-- start DATA SHOWN --

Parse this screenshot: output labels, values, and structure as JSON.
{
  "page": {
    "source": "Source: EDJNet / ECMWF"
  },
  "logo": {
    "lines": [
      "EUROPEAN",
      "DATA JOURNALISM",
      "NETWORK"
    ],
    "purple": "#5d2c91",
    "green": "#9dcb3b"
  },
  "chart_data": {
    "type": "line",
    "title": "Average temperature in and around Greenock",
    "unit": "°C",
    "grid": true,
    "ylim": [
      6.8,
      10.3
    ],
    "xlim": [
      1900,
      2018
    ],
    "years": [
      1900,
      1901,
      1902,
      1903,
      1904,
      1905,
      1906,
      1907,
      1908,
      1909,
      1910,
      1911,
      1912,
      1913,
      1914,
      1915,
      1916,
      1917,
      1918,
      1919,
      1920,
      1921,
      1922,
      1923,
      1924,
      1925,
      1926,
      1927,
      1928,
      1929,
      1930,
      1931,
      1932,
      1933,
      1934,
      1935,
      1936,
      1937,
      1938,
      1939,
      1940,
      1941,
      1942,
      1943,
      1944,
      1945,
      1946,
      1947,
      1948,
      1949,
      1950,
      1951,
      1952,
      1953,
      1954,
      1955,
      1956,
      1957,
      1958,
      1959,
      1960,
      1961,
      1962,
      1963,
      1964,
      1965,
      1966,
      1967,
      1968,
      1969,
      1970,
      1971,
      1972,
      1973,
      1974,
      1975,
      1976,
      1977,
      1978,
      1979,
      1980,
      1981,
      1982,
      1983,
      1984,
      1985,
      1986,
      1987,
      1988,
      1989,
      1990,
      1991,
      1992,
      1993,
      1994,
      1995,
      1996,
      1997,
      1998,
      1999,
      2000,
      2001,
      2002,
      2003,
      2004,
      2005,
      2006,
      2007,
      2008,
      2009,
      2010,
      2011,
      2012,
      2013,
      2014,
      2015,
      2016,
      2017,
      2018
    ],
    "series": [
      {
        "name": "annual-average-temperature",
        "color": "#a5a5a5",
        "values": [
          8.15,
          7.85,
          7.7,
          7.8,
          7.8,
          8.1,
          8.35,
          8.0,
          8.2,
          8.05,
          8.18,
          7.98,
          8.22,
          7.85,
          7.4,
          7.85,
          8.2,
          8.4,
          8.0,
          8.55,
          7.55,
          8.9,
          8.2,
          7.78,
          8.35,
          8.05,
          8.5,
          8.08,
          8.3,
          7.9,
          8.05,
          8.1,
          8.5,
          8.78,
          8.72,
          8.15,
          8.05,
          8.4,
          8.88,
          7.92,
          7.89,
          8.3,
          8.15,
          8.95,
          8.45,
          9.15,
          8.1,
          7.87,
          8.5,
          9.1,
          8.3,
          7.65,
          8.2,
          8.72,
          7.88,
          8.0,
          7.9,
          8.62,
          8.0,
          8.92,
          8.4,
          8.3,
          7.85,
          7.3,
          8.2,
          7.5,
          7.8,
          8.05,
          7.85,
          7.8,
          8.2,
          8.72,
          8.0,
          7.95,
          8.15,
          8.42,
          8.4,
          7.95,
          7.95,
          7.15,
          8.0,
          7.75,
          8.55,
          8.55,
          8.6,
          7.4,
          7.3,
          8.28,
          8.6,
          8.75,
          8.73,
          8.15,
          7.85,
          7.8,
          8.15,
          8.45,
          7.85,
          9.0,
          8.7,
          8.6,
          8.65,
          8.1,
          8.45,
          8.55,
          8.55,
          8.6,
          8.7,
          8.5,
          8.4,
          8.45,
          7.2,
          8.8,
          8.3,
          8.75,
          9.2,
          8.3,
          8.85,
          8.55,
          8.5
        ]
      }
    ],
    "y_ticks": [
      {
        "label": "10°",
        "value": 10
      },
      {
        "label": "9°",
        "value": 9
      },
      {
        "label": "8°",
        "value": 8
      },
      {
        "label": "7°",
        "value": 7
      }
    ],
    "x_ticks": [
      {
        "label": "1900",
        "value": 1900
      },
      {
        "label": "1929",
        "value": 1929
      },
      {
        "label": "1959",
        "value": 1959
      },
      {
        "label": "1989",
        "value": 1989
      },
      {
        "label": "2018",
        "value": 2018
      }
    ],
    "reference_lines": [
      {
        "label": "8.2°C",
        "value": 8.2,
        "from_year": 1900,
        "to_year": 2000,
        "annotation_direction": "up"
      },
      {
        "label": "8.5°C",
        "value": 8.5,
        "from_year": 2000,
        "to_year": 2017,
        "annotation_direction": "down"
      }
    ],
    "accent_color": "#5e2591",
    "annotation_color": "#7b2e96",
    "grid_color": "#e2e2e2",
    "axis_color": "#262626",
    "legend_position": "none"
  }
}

-- end DATA SHOWN --

• **GIVEN PROBLEM**
Write out all of the records once more, exactly.

• **FULL OUTPUT**
Parse this screenshot: output labels, values, and structure as JSON.
{
  "page": {
    "source": "Source: EDJNet / ECMWF"
  },
  "logo": {
    "lines": [
      "EUROPEAN",
      "DATA JOURNALISM",
      "NETWORK"
    ],
    "purple": "#5d2c91",
    "green": "#9dcb3b"
  },
  "chart_data": {
    "type": "line",
    "title": "Average temperature in and around Greenock",
    "unit": "°C",
    "grid": true,
    "ylim": [
      6.8,
      10.3
    ],
    "xlim": [
      1900,
      2018
    ],
    "years": [
      1900,
      1901,
      1902,
      1903,
      1904,
      1905,
      1906,
      1907,
      1908,
      1909,
      1910,
      1911,
      1912,
      1913,
      1914,
      1915,
      1916,
      1917,
      1918,
      1919,
      1920,
      1921,
      1922,
      1923,
      1924,
      1925,
      1926,
      1927,
      1928,
      1929,
      1930,
      1931,
      1932,
      1933,
      1934,
      1935,
      1936,
      1937,
      1938,
      1939,
      1940,
      1941,
      1942,
      1943,
      1944,
      1945,
      1946,
      1947,
      1948,
      1949,
      1950,
      1951,
      1952,
      1953,
      1954,
      1955,
      1956,
      1957,
      1958,
      1959,
      1960,
      1961,
      1962,
      1963,
      1964,
      1965,
      1966,
      1967,
      1968,
      1969,
      1970,
      1971,
      1972,
      1973,
      1974,
      1975,
      1976,
      1977,
      1978,
      1979,
      1980,
      1981,
      1982,
      1983,
      1984,
      1985,
      1986,
      1987,
      1988,
      1989,
      1990,
      1991,
      1992,
      1993,
      1994,
      1995,
      1996,
      1997,
      1998,
      1999,
      2000,
      2001,
      2002,
      2003,
      2004,
      2005,
      2006,
      2007,
      2008,
      2009,
      2010,
      2011,
      2012,
      2013,
      2014,
      2015,
      2016,
      2017,
      2018
    ],
    "series": [
      {
        "name": "annual-average-temperature",
        "color": "#a5a5a5",
        "values": [
          8.15,
          7.85,
          7.7,
          7.8,
          7.8,
          8.1,
          8.35,
          8.0,
          8.2,
          8.05,
          8.18,
          7.98,
          8.22,
          7.85,
          7.4,
          7.85,
          8.2,
          8.4,
          8.0,
          8.55,
          7.55,
          8.9,
          8.2,
          7.78,
          8.35,
          8.05,
          8.5,
          8.08,
          8.3,
          7.9,
          8.05,
          8.1,
          8.5,
          8.78,
          8.72,
          8.15,
          8.05,
          8.4,
          8.88,
          7.92,
          7.89,
          8.3,
          8.15,
          8.95,
          8.45,
          9.15,
          8.1,
          7.87,
          8.5,
          9.1,
          8.3,
          7.65,
          8.2,
          8.72,
          7.88,
          8.0,
          7.9,
          8.62,
          8.0,
          8.92,
          8.4,
          8.3,
          7.85,
          7.3,
          8.2,
          7.5,
          7.8,
          8.05,
          7.85,
          7.8,
          8.2,
          8.72,
          8.0,
          7.95,
          8.15,
          8.42,
          8.4,
          7.95,
          7.95,
          7.15,
          8.0,
          7.75,
          8.55,
          8.55,
          8.6,
          7.4,
          7.3,
          8.28,
          8.6,
          8.75,
          8.73,
          8.15,
          7.85,
          7.8,
          8.15,
          8.45,
          7.85,
          9.0,
          8.7,
          8.6,
          8.65,
          8.1,
          8.45,
          8.55,
          8.55,
          8.6,
          8.7,
          8.5,
          8.4,
          8.45,
          7.2,
          8.8,
          8.3,
          8.75,
          9.2,
          8.3,
          8.85,
          8.55,
          8.5
        ]
      }
    ],
    "y_ticks": [
      {
        "label": "10°",
        "value": 10
      },
      {
        "label": "9°",
        "value": 9
      },
      {
        "label": "8°",
        "value": 8
      },
      {
        "label": "7°",
        "value": 7
      }
    ],
    "x_ticks": [
      {
        "label": "1900",
        "value": 1900
      },
      {
        "label": "1929",
        "value": 1929
      },
      {
        "label": "1959",
        "value": 1959
      },
      {
        "label": "1989",
        "value": 1989
      },
      {
        "label": "2018",
        "value": 2018
      }
    ],
    "reference_lines": [
      {
        "label": "8.2°C",
        "value": 8.2,
        "from_year": 1900,
        "to_year": 2000,
        "annotation_direction": "up"
      },
      {
        "label": "8.5°C",
        "value": 8.5,
        "from_year": 2000,
        "to_year": 2017,
        "annotation_direction": "down"
      }
    ],
    "accent_color": "#5e2591",
    "annotation_color": "#7b2e96",
    "grid_color": "#e2e2e2",
    "axis_color": "#262626",
    "legend_position": "none"
  }
}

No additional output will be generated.